Could you render every line of the records below as a numbered list, skipping blank lines and leaving the pictures out of your answer?

┌─ Data for this task

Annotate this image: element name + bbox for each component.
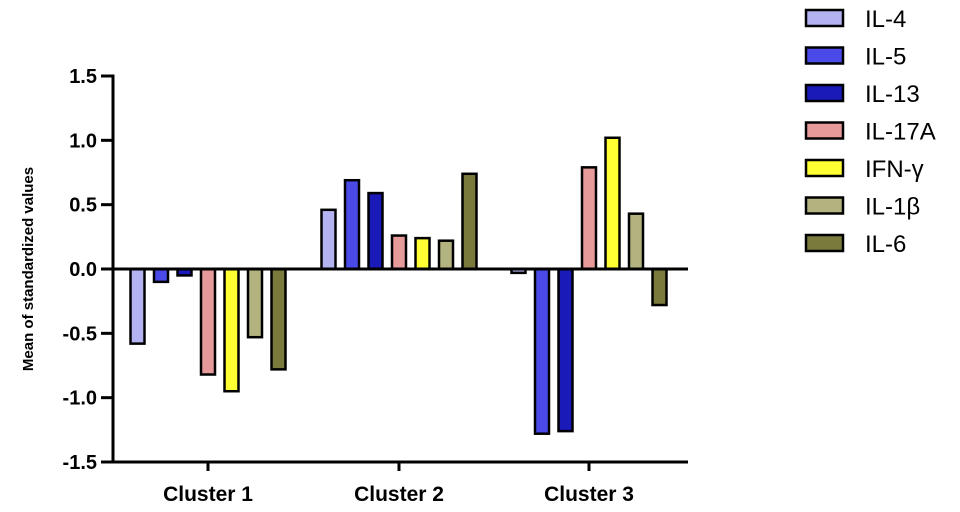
legend-label: IL-13 (865, 81, 920, 108)
legend-item: IL-4 (804, 6, 906, 33)
bar (320, 208, 337, 271)
x-category-label: Cluster 2 (354, 483, 444, 506)
bar (270, 267, 287, 371)
legend-item: IL-17A (804, 119, 936, 146)
bar (651, 267, 668, 307)
y-tick-label: 0.0 (69, 259, 97, 281)
legend-swatch (804, 83, 845, 103)
y-axis: -1.5 -1.0 -0.5 0.0 0.5 1.0 1.5 (63, 66, 115, 474)
y-tick-label: -1.0 (63, 388, 97, 410)
legend-label: IL-17A (865, 119, 936, 146)
bar (461, 172, 478, 271)
bar (557, 267, 574, 433)
bar (437, 239, 455, 271)
bar (152, 267, 170, 284)
legend-label: IFN-γ (865, 156, 924, 183)
bar (533, 267, 551, 435)
x-category-label: Cluster 1 (163, 483, 253, 506)
bar (627, 212, 645, 271)
legend-item: IL-6 (804, 231, 906, 258)
legend: IL-4 IL-5 IL-13 IL-17A IFN-γ IL-1β IL-6 (804, 6, 936, 258)
legend-label: IL-6 (865, 231, 906, 258)
bar (343, 178, 361, 271)
y-tick-label: -0.5 (63, 323, 97, 345)
legend-swatch (804, 46, 845, 65)
legend-swatch (804, 196, 845, 215)
legend-item: IFN-γ (804, 156, 924, 183)
bar (414, 236, 431, 271)
bar (580, 166, 598, 271)
legend-label: IL-5 (865, 44, 906, 71)
x-category-label: Cluster 3 (544, 483, 634, 506)
legend-item: IL-13 (804, 81, 920, 108)
bar (246, 267, 264, 339)
x-axis: Cluster 1 Cluster 2 Cluster 3 (111, 460, 688, 506)
bar (199, 267, 217, 376)
y-tick-label: 1.0 (69, 130, 97, 152)
y-tick-label: 0.5 (69, 195, 97, 217)
y-tick-label: 1.5 (69, 66, 97, 88)
legend-item: IL-1β (804, 194, 920, 221)
bars-group (129, 136, 668, 435)
legend-label: IL-1β (865, 194, 920, 221)
bar (129, 267, 146, 345)
y-tick-label: -1.5 (63, 452, 97, 474)
bar (604, 136, 621, 271)
bar (390, 234, 408, 271)
bar (367, 191, 384, 271)
legend-swatch (804, 158, 845, 178)
legend-label: IL-4 (865, 6, 906, 33)
legend-swatch (804, 121, 845, 140)
legend-swatch (804, 233, 845, 253)
legend-item: IL-5 (804, 44, 906, 71)
legend-swatch (804, 8, 845, 28)
y-axis-label: Mean of standardized values (20, 167, 37, 371)
bar (223, 267, 240, 393)
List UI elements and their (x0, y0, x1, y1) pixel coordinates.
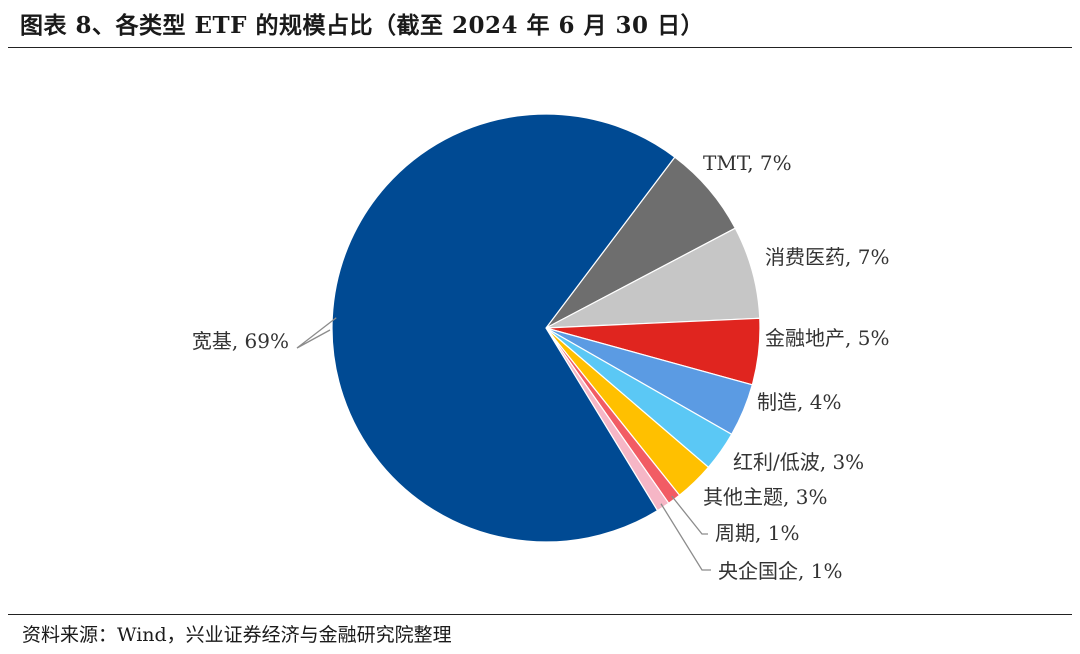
slice-label-5: 其他主题, 3% (703, 485, 827, 509)
top-divider (8, 47, 1072, 48)
slice-label-8: 宽基, 69% (192, 329, 289, 353)
chart-title: 图表 8、各类型 ETF 的规模占比（截至 2024 年 6 月 30 日） (20, 12, 705, 39)
leader-lines (296, 317, 711, 571)
leader-line-7 (660, 503, 711, 571)
pie-slice-8 (331, 113, 676, 543)
slice-label-0: TMT, 7% (703, 151, 792, 175)
slice-label-2: 金融地产, 5% (765, 326, 889, 350)
bottom-divider (8, 614, 1072, 615)
leader-line-8 (296, 317, 337, 349)
slice-label-4: 红利/低波, 3% (733, 450, 864, 474)
slice-label-1: 消费医药, 7% (765, 245, 889, 269)
slice-label-6: 周期, 1% (715, 521, 799, 545)
slice-label-3: 制造, 4% (757, 390, 841, 414)
slice-labels: TMT, 7% 消费医药, 7% 金融地产, 5% 制造, 4% 红利/低波, 3% 其他… (192, 151, 890, 583)
source-note: 资料来源：Wind，兴业证券经济与金融研究院整理 (22, 624, 452, 646)
leader-line-6 (671, 495, 708, 535)
slice-label-7: 央企国企, 1% (718, 559, 842, 583)
pie-slices (331, 113, 761, 543)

└─

● Reply:
1. Annotate this image: element name + bbox for each component.
2. legend-label: IL-13 (865, 81, 920, 108)
3. legend-item: IL-4 (804, 6, 906, 33)
4. bar (320, 208, 337, 271)
5. x-category-label: Cluster 2 (354, 483, 444, 506)
6. bar (270, 267, 287, 371)
7. legend-item: IL-17A (804, 119, 936, 146)
8. bar (651, 267, 668, 307)
9. y-tick-label: 0.0 (69, 259, 97, 281)
10. legend-swatch (804, 83, 845, 103)
11. y-axis: -1.5 -1.0 -0.5 0.0 0.5 1.0 1.5 (63, 66, 115, 474)
12. y-tick-label: -1.0 (63, 388, 97, 410)
13. legend-label: IL-17A (865, 119, 936, 146)
14. bar (461, 172, 478, 271)
15. bar (557, 267, 574, 433)
16. bar (437, 239, 455, 271)
17. bar (152, 267, 170, 284)
18. legend-label: IFN-γ (865, 156, 924, 183)
19. bar (533, 267, 551, 435)
20. x-category-label: Cluster 1 (163, 483, 253, 506)
21. bar (627, 212, 645, 271)
22. legend-item: IL-6 (804, 231, 906, 258)
23. legend: IL-4 IL-5 IL-13 IL-17A IFN-γ IL-1β IL-6 (804, 6, 936, 258)
24. legend-label: IL-6 (865, 231, 906, 258)
25. bar (343, 178, 361, 271)
26. y-tick-label: -0.5 (63, 323, 97, 345)
27. legend-swatch (804, 46, 845, 65)
28. legend-swatch (804, 196, 845, 215)
29. legend-item: IFN-γ (804, 156, 924, 183)
30. bar (414, 236, 431, 271)
31. bar (580, 166, 598, 271)
32. legend-label: IL-5 (865, 44, 906, 71)
33. x-category-label: Cluster 3 (544, 483, 634, 506)
34. legend-item: IL-13 (804, 81, 920, 108)
35. bar (246, 267, 264, 339)
36. x-axis: Cluster 1 Cluster 2 Cluster 3 (111, 460, 688, 506)
37. bar (199, 267, 217, 376)
38. y-tick-label: 1.0 (69, 130, 97, 152)
39. y-tick-label: 0.5 (69, 195, 97, 217)
40. y-tick-label: 1.5 (69, 66, 97, 88)
41. legend-item: IL-1β (804, 194, 920, 221)
42. bars-group (129, 136, 668, 435)
43. legend-label: IL-1β (865, 194, 920, 221)
44. bar (129, 267, 146, 345)
45. y-tick-label: -1.5 (63, 452, 97, 474)
46. bar (604, 136, 621, 271)
47. bar (390, 234, 408, 271)
48. bar (367, 191, 384, 271)
49. legend-swatch (804, 158, 845, 178)
50. legend-label: IL-4 (865, 6, 906, 33)
51. legend-swatch (804, 121, 845, 140)
52. legend-swatch (804, 233, 845, 253)
53. legend-item: IL-5 (804, 44, 906, 71)
54. legend-swatch (804, 8, 845, 28)
55. y-axis-label: Mean of standardized values (20, 167, 37, 371)
56. bar (223, 267, 240, 393)
57. List UI elements and their (x0, y0, x1, y1) pixel coordinates.
58. slice-label-5: 其他主题, 3% (703, 485, 827, 509)
59. top-divider (8, 47, 1072, 48)
60. slice-label-8: 宽基, 69% (192, 329, 289, 353)
61. chart-title: 图表 8、各类型 ETF 的规模占比（截至 2024 年 6 月 30 日） (20, 12, 705, 39)
62. leader-lines (296, 317, 711, 571)
63. leader-line-7 (660, 503, 711, 571)
64. pie-slice-8 (331, 113, 676, 543)
65. slice-label-0: TMT, 7% (703, 151, 792, 175)
66. slice-label-2: 金融地产, 5% (765, 326, 889, 350)
67. bottom-divider (8, 614, 1072, 615)
68. leader-line-8 (296, 317, 337, 349)
69. slice-label-4: 红利/低波, 3% (733, 450, 864, 474)
70. slice-label-1: 消费医药, 7% (765, 245, 889, 269)
71. slice-label-6: 周期, 1% (715, 521, 799, 545)
72. slice-label-3: 制造, 4% (757, 390, 841, 414)
73. slice-labels: TMT, 7% 消费医药, 7% 金融地产, 5% 制造, 4% 红利/低波, 3% 其他… (192, 151, 890, 583)
74. source-note: 资料来源：Wind，兴业证券经济与金融研究院整理 (22, 624, 452, 646)
75. leader-line-6 (671, 495, 708, 535)
76. slice-label-7: 央企国企, 1% (718, 559, 842, 583)
77. pie-slices (331, 113, 761, 543)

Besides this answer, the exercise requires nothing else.